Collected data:
↓↓↓

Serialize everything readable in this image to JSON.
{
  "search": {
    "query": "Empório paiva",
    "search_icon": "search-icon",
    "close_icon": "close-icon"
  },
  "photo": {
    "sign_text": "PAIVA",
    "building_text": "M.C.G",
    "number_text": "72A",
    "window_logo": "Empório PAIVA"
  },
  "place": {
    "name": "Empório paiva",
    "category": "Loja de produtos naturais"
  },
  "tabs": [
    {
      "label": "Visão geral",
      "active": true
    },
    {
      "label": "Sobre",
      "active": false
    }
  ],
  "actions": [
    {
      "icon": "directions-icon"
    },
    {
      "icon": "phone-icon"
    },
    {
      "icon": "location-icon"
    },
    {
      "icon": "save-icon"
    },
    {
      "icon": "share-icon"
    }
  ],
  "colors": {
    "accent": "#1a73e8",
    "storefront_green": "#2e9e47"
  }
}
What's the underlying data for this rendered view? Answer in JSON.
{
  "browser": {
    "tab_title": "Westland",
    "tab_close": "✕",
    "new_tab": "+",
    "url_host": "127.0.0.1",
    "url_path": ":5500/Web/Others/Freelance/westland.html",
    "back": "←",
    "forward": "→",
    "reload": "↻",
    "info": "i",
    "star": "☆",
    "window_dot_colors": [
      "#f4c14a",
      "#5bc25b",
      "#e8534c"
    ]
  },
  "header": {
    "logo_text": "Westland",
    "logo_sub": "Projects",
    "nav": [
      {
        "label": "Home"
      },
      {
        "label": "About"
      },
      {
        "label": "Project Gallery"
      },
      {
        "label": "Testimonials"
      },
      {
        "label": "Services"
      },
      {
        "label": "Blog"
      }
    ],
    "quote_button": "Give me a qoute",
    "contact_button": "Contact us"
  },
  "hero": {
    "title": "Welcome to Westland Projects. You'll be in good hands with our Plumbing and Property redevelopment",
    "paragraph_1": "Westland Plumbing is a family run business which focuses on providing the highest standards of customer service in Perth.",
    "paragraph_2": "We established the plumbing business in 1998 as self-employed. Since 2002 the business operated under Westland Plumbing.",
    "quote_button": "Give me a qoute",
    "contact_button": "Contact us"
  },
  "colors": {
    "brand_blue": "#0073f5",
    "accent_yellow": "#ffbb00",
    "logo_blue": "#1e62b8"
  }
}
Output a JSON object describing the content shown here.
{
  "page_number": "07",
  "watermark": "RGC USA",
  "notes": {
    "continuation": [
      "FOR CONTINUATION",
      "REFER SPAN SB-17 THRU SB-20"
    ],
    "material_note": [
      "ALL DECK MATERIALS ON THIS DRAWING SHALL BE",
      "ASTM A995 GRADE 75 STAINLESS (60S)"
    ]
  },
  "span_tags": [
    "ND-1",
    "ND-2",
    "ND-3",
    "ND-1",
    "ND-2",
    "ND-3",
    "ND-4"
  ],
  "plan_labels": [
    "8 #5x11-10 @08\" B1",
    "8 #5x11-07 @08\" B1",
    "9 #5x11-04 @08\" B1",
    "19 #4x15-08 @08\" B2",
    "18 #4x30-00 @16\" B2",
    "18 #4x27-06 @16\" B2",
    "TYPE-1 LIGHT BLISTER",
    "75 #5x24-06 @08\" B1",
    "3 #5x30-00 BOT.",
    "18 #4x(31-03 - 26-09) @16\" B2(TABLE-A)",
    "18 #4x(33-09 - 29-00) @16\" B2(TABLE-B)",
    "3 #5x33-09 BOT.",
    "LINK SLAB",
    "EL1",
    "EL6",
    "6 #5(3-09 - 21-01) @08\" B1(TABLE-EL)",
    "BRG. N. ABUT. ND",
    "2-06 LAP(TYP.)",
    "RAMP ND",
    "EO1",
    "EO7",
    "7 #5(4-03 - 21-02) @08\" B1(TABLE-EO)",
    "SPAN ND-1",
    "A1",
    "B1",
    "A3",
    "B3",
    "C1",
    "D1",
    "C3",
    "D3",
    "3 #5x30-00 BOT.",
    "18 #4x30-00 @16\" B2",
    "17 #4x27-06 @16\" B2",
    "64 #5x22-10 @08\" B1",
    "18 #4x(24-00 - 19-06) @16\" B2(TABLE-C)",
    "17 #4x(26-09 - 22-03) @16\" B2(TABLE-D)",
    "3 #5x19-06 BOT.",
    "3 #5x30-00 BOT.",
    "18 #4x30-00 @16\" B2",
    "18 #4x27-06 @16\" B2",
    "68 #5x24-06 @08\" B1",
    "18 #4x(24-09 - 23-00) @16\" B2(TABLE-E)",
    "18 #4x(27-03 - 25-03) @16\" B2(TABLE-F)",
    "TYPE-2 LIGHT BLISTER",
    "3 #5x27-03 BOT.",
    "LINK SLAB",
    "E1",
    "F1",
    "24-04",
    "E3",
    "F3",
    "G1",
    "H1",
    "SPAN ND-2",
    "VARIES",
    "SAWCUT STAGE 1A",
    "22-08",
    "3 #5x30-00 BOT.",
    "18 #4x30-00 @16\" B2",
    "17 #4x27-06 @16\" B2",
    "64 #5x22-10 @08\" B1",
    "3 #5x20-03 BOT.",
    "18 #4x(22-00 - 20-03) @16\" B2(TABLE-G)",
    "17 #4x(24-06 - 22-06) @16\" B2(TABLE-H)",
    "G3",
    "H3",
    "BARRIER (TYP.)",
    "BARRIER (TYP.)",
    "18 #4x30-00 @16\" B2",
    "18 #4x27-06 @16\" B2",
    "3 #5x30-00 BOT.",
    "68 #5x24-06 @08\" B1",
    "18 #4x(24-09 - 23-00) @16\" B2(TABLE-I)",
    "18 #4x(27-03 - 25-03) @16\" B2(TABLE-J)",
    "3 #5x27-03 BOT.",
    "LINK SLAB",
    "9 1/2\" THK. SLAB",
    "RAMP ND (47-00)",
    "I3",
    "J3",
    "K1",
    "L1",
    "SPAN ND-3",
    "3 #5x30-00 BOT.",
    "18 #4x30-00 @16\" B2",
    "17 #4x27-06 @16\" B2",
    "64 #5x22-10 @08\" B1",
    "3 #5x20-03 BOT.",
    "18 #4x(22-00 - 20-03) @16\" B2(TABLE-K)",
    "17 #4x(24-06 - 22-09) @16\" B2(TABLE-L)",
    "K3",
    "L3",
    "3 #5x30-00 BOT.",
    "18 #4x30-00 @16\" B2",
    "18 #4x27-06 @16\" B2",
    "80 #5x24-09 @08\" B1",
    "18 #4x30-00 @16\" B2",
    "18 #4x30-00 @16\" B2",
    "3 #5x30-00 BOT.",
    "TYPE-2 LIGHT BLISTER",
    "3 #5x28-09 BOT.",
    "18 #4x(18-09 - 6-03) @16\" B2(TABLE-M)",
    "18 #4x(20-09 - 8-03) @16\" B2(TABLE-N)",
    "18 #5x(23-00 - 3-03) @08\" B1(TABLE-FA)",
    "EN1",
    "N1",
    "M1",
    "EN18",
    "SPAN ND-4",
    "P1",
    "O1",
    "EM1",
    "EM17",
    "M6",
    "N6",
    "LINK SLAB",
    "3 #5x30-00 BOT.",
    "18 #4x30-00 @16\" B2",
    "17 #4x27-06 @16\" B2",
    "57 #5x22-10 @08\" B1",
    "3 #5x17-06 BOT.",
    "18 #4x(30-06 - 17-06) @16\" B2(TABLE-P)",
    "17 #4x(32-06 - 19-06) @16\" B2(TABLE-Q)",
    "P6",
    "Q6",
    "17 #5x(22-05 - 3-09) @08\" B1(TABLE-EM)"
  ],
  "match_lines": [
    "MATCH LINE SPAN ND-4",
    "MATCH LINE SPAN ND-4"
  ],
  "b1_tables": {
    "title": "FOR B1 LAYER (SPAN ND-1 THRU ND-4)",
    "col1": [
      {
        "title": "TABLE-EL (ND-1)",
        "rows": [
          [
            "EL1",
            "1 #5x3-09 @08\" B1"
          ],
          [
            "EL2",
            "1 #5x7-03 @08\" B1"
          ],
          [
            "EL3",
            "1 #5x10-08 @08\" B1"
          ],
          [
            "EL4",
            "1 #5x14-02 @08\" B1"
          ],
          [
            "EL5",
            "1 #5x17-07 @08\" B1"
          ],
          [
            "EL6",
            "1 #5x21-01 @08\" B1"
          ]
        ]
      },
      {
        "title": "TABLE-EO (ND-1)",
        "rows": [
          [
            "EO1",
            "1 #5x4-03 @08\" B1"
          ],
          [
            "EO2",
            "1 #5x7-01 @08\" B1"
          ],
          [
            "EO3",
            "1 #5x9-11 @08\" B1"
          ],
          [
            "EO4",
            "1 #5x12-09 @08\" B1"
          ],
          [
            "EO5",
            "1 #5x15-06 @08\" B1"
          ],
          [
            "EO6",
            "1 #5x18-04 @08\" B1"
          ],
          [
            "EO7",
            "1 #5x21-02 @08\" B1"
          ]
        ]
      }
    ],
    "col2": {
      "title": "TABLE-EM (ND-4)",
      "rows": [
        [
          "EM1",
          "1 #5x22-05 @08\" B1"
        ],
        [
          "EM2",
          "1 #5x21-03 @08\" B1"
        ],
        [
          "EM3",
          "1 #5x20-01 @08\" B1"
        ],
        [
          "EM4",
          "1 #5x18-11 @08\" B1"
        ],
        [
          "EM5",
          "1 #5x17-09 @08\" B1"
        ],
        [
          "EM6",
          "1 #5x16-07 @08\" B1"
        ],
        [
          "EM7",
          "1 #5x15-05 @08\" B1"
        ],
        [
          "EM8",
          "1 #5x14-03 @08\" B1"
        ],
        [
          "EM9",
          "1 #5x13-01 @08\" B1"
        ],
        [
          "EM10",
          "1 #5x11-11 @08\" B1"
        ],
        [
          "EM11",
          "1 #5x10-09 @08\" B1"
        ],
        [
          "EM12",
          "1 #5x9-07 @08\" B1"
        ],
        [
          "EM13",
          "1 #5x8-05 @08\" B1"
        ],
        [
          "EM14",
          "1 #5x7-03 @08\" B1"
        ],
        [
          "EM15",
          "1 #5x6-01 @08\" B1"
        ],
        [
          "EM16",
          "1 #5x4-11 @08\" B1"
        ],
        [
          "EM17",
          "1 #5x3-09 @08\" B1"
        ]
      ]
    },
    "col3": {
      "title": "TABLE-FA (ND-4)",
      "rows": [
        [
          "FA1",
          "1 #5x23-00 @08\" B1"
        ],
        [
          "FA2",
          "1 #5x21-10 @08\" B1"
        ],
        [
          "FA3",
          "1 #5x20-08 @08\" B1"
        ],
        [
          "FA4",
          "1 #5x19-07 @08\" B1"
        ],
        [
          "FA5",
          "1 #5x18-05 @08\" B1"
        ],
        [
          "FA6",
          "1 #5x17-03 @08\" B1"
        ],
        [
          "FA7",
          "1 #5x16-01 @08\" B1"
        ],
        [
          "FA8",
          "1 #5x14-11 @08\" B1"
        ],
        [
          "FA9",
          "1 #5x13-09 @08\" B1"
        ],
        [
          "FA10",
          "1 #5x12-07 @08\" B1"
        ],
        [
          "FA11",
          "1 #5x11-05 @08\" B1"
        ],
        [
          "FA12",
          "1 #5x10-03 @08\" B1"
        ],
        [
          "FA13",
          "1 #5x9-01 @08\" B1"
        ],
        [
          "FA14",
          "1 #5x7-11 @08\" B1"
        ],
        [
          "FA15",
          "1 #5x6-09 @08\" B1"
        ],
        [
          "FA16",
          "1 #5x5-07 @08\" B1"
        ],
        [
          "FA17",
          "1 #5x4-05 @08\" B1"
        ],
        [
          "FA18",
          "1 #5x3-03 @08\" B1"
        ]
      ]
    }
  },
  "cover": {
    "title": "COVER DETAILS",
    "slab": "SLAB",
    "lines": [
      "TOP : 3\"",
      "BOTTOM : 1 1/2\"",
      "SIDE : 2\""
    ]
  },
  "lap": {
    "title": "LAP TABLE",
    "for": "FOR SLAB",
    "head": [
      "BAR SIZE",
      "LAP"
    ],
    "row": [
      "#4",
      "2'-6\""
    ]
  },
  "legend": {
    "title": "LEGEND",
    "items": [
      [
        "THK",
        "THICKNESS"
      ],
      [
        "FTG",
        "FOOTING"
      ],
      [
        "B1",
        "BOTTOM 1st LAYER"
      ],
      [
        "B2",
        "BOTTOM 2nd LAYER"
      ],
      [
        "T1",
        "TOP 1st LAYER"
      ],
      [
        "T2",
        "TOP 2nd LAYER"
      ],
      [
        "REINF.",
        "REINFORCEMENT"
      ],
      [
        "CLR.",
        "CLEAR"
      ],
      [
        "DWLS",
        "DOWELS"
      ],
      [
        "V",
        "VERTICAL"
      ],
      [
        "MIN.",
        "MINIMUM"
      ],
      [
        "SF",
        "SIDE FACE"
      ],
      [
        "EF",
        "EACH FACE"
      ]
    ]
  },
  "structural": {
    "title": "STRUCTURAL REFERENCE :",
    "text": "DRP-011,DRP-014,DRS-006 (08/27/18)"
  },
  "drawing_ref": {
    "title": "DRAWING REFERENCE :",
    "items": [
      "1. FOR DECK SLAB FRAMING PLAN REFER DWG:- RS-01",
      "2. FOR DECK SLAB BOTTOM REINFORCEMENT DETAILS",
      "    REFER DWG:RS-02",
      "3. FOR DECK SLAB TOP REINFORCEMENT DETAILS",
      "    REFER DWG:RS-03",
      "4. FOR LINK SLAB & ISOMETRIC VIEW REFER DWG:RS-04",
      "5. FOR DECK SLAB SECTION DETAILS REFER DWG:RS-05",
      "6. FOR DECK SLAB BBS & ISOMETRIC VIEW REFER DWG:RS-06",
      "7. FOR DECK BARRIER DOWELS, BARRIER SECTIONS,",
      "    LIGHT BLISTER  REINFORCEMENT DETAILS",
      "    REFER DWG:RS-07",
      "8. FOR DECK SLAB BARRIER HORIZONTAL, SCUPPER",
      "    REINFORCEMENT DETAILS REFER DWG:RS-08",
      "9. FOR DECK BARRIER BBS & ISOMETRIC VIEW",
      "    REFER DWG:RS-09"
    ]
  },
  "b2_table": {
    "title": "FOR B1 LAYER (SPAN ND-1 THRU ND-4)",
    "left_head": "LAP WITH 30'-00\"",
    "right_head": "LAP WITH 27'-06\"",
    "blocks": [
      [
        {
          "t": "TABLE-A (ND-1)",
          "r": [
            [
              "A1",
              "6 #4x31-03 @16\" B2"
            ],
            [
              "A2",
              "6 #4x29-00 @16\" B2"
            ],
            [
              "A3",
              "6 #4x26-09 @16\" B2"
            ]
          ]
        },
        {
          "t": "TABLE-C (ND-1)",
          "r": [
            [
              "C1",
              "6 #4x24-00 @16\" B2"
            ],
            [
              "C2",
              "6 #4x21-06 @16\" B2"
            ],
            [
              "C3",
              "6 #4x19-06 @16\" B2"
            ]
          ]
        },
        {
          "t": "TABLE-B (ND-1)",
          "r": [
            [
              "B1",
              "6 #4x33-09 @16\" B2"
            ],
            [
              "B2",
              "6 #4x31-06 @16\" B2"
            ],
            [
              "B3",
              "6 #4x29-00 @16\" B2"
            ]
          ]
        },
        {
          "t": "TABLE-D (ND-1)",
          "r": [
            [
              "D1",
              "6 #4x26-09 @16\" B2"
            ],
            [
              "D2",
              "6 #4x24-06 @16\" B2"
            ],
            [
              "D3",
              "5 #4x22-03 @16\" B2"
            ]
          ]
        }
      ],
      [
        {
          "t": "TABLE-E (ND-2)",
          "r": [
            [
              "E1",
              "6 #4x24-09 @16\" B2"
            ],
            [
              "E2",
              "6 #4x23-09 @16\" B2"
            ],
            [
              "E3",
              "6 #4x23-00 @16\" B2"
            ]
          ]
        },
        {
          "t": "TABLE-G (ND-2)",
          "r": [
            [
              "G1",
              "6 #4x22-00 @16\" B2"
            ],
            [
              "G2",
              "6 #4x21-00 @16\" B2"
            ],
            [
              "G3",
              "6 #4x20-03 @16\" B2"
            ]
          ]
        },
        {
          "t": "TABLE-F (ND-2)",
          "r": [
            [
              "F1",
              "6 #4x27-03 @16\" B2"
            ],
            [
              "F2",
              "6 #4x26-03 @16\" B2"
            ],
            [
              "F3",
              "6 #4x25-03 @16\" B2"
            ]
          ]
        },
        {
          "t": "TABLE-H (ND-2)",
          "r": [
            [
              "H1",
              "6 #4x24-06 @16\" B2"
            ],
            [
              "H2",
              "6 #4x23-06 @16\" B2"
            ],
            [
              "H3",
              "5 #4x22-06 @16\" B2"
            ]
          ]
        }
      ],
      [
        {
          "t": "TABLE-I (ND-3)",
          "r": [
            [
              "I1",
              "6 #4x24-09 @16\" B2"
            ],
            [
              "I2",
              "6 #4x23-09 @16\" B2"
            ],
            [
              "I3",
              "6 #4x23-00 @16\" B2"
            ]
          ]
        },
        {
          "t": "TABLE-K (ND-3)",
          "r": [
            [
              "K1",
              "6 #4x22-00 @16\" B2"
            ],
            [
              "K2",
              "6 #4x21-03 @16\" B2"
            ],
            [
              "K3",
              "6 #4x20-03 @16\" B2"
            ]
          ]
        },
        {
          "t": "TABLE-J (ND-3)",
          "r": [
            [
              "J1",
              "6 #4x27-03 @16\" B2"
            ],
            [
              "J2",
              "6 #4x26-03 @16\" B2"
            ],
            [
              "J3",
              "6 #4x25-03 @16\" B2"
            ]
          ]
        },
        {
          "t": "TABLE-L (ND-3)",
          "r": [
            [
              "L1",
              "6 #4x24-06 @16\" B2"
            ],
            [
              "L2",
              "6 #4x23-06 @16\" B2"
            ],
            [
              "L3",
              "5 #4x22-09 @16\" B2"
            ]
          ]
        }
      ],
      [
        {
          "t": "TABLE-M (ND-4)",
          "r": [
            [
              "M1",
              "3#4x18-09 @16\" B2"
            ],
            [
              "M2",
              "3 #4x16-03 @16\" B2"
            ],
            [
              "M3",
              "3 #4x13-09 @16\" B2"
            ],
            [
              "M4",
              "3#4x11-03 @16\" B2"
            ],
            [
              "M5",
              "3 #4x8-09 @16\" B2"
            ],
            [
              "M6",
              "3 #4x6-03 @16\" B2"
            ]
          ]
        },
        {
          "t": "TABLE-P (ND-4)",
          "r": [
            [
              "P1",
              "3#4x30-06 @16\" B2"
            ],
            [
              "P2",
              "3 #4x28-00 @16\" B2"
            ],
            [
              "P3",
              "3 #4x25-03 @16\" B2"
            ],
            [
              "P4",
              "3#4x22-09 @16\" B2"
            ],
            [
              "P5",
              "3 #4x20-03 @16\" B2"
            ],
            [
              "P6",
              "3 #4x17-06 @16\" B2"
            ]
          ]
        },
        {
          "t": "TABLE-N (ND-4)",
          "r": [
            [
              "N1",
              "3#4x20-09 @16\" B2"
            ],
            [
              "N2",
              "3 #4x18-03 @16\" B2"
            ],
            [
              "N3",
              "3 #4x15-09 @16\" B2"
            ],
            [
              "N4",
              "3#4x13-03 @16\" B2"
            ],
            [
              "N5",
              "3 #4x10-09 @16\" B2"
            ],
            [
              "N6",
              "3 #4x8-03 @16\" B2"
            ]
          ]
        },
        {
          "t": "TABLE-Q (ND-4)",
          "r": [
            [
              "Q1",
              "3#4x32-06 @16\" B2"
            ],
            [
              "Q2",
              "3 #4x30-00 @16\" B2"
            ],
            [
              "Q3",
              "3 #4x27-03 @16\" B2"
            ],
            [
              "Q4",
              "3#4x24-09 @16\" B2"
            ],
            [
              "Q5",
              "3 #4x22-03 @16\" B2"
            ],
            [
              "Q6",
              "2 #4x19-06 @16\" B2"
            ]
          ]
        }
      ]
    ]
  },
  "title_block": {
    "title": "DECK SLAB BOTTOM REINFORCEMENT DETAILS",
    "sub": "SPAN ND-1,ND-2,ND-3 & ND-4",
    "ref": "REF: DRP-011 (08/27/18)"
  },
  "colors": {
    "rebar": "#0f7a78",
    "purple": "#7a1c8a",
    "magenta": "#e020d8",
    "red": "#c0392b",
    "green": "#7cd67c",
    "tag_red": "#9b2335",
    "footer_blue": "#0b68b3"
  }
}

↑↑↑

# [What the exercise asks]
Where a line of the material above holds the string "Projects", copy that line.

# [Complete answer]
    "logo_sub": "Projects",
    "title": "Welcome to Westland Projects. You'll be in good hands with our Plumbing and Property redevelopment",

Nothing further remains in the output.